*ZITIERTER AUSZUG*

Die Projektmanagerin für Internationale Cybersicherheitspolitik bei der Stiftung Neue Verantwortung, Julia Schuetze, wies auf die verbreitete Wahrnehmung hin, dass IT-Systeme und Wahl-Infrastruktur angreifbar und manipulierbar seien. Dies könne dem demokratischen Prozess seine Legitimation entziehen, warnte sie. Wahlrelevante Systeme und Daten müssten daher besser vor Cyberangriffen geschützt werden. Ihr Kollege Julian Jaursch forderte überdies, digitale Plattformen stärker zu regulieren und deren Handeln besser zu erforschen.
„Grundlegende Gefährdung der Demokratie“
Dr. Constanze Kurz vom Chaos Computer Club sah Meinungen und Handlungen insbesondere durch die „Manipulationsmacht“ von Social-Media-Plattformen wie Facebook und Twitter beeinflusst. Die über diese „kommerziellen Werbeplattformen“ geführten Kampagnen seien intransparent, die Bürger könnte normale politische Wahlwerbung nicht mehr von Desinformation unterscheiden.
Kurz nannte Beispiele für derart manipulierte Wahlen, etwa die Präsidentschaftswahlen in den USA 2016 und die Brexit-Abstimmung in Großbritannien. Sie warnte vor einer „grundlegenden Gefährdung der Demokratie“. Es brauche unter anderem Transparenzanforderungen gegenüber den kommerziellen Plattformen und eine Stärkung der Medien- und Technikkompetenz in allen Altersgruppen, appellierte sie.
„Wissen über Kampagnendynamiken bislang zu gering“
Für Juniorprofessorin Dr. Ulrike Klinger von der Freien Universität Berlin gibt es hingegen bisher keinen Beleg dafür, dass automatisierte Accounts („Social Bots“) entscheidenden Einfluss auf Wahlen gehabt hätten. Meinungs- und Willensbildungsprozesse seien „sehr komplex“ und Social-Media-Plattformen für die meisten eine Nachrichtenquelle von vielen, betonte sie.

*DEINE AUFGABE*
Beantworte zum Text über Wahlen und Desinformation diese Fragen:
(a) Wer fordert, digitale Plattformen stärker zu regulieren?
(b) Welche zwei Beispiele manipulierter Wahlen nennt Constanze Kurz?
(c) An welcher Universität ist Ulrike Klinger Juniorprofessorin?
Für diese Aufgabe spielen die Datensätze keine Rolle.

Datensätze aus einer Datensammlung:
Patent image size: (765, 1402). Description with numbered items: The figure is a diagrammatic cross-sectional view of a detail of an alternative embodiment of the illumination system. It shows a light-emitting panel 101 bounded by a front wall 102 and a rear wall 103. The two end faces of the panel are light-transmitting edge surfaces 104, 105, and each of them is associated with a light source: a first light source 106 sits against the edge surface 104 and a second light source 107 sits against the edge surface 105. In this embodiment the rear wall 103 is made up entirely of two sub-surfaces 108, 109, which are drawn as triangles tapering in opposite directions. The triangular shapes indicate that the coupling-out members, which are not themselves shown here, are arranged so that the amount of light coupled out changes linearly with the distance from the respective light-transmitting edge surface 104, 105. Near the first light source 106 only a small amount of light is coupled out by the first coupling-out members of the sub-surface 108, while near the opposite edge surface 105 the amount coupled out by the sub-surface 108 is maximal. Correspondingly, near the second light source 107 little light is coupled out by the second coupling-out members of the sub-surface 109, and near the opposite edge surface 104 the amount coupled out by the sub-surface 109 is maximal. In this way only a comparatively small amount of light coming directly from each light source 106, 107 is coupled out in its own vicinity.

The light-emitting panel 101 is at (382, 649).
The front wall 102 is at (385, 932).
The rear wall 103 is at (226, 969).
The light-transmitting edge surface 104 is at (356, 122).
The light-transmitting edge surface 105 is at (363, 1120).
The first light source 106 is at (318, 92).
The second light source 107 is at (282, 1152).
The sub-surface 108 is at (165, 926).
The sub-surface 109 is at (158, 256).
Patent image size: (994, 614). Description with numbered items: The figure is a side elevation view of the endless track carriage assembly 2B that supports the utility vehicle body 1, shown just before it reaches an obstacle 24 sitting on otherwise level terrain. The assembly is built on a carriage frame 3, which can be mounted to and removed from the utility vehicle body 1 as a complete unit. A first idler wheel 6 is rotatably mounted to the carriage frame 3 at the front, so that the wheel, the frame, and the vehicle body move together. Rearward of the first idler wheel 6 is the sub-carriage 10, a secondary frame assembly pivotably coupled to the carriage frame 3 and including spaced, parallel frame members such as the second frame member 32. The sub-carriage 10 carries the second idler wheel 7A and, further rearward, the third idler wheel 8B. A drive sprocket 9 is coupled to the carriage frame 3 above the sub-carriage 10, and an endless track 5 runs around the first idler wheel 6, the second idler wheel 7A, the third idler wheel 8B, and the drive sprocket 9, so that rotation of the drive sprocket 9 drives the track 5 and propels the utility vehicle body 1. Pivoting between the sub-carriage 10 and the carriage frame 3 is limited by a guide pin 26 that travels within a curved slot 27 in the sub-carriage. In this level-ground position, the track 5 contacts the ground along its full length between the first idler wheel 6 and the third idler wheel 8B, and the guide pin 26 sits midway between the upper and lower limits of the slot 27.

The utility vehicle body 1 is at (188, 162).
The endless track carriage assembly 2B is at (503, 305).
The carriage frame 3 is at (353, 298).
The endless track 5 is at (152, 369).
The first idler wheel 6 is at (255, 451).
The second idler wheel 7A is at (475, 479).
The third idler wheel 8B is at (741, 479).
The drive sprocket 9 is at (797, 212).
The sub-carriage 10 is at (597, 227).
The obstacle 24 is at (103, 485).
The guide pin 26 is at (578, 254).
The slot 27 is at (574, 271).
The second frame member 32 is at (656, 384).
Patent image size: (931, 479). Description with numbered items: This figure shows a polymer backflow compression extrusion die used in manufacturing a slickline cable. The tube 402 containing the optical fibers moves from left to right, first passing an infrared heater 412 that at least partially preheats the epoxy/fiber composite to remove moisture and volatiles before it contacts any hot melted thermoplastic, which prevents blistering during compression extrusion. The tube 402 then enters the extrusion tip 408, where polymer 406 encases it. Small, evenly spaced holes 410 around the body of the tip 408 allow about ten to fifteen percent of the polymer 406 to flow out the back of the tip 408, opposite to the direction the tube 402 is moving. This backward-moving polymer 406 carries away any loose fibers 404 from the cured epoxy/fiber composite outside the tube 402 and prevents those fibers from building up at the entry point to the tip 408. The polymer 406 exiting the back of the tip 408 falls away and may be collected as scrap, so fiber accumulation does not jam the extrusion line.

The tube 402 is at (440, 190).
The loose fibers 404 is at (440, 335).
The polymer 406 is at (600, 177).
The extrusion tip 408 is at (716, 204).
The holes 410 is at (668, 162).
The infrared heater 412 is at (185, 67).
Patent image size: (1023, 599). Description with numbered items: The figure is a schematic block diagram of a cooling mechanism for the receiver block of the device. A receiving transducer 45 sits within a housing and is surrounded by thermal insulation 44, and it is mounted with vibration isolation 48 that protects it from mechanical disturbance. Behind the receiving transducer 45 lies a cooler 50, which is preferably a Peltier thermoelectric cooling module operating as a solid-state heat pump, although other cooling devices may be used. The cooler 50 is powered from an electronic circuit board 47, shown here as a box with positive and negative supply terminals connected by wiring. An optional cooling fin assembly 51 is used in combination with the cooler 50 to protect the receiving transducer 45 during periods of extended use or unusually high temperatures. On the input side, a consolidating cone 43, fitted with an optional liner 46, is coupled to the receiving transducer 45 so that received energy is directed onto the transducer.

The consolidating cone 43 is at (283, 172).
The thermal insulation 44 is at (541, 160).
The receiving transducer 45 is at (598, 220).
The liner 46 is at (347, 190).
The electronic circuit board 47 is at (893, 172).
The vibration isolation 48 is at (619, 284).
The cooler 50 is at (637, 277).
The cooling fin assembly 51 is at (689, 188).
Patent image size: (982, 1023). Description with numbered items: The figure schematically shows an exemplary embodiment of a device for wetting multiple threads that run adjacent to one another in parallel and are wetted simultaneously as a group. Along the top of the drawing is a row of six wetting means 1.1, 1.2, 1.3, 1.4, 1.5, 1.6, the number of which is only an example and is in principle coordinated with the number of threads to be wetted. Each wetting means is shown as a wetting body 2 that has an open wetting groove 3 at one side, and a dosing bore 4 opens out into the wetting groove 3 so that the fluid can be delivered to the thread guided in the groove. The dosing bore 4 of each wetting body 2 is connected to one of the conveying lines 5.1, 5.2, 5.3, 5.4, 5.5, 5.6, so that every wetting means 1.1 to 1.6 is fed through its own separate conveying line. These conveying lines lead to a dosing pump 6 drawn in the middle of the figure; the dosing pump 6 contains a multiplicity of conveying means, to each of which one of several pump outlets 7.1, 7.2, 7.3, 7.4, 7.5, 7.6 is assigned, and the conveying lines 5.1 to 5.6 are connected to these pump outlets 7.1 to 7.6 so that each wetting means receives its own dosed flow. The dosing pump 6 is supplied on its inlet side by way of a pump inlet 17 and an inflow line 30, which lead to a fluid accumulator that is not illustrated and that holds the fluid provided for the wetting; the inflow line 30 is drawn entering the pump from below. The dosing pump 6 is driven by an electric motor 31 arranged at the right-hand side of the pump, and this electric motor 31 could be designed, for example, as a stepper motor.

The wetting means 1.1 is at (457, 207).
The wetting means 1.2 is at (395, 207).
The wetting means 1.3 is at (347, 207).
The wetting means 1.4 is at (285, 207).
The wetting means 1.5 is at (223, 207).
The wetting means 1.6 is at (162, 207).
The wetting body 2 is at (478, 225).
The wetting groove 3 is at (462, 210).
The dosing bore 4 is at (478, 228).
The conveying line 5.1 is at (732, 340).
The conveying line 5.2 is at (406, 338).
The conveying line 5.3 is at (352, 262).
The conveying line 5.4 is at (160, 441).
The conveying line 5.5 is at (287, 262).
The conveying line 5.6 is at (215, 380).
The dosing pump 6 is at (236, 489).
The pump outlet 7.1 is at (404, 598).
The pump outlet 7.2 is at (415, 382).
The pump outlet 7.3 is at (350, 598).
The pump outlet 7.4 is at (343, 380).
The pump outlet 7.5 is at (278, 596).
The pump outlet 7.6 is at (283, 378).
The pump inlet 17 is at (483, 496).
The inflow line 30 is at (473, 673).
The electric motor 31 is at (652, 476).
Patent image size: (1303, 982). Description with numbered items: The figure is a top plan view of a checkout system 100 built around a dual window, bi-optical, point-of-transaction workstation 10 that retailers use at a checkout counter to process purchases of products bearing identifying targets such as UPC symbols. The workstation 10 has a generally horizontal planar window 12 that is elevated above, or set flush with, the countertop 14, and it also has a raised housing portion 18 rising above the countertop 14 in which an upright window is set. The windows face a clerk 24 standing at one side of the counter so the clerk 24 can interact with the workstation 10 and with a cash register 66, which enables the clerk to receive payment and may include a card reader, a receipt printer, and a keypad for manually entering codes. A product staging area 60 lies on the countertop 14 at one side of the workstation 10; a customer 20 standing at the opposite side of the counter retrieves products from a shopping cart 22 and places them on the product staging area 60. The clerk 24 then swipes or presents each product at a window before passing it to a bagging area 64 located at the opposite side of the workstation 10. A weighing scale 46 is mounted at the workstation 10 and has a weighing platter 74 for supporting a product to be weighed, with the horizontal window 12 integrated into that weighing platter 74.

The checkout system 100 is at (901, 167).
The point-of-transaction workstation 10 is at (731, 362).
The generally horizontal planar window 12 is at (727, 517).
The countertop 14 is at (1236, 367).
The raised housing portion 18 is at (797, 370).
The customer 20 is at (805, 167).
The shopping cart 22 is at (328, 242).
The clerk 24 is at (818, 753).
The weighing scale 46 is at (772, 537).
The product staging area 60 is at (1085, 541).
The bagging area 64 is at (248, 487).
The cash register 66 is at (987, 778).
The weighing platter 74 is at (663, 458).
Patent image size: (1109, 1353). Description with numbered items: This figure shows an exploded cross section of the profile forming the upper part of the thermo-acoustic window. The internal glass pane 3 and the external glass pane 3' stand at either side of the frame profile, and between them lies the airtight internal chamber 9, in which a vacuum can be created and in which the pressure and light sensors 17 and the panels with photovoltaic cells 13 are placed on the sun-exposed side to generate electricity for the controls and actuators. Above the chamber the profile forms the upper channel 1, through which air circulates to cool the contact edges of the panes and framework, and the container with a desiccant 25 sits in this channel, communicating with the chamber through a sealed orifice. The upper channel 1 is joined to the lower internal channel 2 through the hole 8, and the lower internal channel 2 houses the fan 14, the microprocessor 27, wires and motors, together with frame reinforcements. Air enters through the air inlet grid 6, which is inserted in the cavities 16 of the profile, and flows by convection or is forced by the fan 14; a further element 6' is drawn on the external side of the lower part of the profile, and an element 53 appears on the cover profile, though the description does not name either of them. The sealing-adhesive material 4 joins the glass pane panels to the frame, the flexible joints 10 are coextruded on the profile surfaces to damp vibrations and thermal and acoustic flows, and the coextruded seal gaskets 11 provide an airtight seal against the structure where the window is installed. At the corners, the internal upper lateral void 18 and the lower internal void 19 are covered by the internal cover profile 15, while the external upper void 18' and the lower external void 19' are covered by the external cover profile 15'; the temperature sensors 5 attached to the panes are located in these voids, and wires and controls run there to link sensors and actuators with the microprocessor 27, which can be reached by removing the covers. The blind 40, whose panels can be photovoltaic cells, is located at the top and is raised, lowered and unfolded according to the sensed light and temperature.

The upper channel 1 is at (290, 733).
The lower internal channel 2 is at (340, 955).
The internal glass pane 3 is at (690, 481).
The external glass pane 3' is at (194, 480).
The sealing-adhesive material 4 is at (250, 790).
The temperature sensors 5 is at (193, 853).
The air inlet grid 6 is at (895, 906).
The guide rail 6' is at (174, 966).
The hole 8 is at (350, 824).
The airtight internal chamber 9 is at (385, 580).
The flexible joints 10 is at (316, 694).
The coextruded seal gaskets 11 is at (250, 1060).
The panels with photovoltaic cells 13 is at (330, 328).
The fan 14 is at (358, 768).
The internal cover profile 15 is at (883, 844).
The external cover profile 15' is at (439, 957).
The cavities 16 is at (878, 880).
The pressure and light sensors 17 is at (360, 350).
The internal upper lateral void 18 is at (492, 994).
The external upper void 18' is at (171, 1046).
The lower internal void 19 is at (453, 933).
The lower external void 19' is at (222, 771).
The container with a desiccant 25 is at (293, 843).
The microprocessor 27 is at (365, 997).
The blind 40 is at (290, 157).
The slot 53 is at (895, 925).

*LÖSUNG*
(a) Julian Jaursch
(b) Die Präsidentschaftswahlen in den USA 2016 und die Brexit-Abstimmung in Großbritannien
(c) An der Freien Universität Berlin